**Exercise description**
Collect each line containing "النبى".

**Stored data**
[Begin]

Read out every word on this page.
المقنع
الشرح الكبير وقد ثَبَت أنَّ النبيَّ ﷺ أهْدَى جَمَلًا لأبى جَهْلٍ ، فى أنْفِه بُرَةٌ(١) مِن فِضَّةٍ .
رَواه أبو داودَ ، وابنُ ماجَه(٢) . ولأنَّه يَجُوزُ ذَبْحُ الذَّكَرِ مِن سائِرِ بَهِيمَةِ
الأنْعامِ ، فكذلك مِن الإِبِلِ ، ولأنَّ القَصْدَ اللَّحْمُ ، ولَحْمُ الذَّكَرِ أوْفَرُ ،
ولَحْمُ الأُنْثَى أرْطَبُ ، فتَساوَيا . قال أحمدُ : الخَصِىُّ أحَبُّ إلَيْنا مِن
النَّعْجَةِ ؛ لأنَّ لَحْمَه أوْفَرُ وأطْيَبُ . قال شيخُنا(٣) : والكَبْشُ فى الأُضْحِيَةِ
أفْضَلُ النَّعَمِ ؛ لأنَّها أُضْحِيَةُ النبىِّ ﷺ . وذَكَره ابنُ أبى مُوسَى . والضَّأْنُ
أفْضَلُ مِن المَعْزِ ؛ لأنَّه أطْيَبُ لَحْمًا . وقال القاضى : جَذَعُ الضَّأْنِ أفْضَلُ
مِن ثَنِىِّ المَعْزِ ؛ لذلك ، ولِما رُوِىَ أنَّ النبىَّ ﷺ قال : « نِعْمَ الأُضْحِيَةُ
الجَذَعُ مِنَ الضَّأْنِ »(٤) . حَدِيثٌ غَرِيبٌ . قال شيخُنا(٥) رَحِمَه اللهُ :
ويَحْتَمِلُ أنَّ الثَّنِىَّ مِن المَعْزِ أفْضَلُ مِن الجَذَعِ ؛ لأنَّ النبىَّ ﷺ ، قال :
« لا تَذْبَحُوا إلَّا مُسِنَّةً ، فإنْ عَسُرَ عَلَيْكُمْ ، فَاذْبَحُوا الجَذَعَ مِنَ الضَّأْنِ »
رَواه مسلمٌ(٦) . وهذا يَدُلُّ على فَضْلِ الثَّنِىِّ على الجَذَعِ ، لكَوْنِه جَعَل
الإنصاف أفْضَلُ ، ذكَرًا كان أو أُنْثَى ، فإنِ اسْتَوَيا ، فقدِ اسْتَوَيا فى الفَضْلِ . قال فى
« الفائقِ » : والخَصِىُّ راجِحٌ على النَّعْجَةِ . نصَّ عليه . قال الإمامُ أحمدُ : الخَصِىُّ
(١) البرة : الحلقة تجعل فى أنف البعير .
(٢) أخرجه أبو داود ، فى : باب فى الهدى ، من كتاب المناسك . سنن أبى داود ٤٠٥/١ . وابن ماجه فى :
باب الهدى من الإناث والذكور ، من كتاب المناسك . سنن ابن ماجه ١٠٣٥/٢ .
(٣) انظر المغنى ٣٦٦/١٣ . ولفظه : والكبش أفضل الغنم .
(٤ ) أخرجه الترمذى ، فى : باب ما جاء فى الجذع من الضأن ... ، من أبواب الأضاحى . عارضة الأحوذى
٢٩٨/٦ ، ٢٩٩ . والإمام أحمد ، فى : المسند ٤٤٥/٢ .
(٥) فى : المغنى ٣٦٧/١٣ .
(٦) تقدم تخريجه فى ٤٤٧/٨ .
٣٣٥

[End]

**Task result**
أفْضَلُ النَّعَمِ ؛ لأنَّها أُضْحِيَةُ النبىِّ ﷺ . وذَكَره ابنُ أبى مُوسَى . والضَّأْنُ
مِن ثَنِىِّ المَعْزِ ؛ لذلك ، ولِما رُوِىَ أنَّ النبىَّ ﷺ قال : « نِعْمَ الأُضْحِيَةُ
ويَحْتَمِلُ أنَّ الثَّنِىَّ مِن المَعْزِ أفْضَلُ مِن الجَذَعِ ؛ لأنَّ النبىَّ ﷺ ، قال :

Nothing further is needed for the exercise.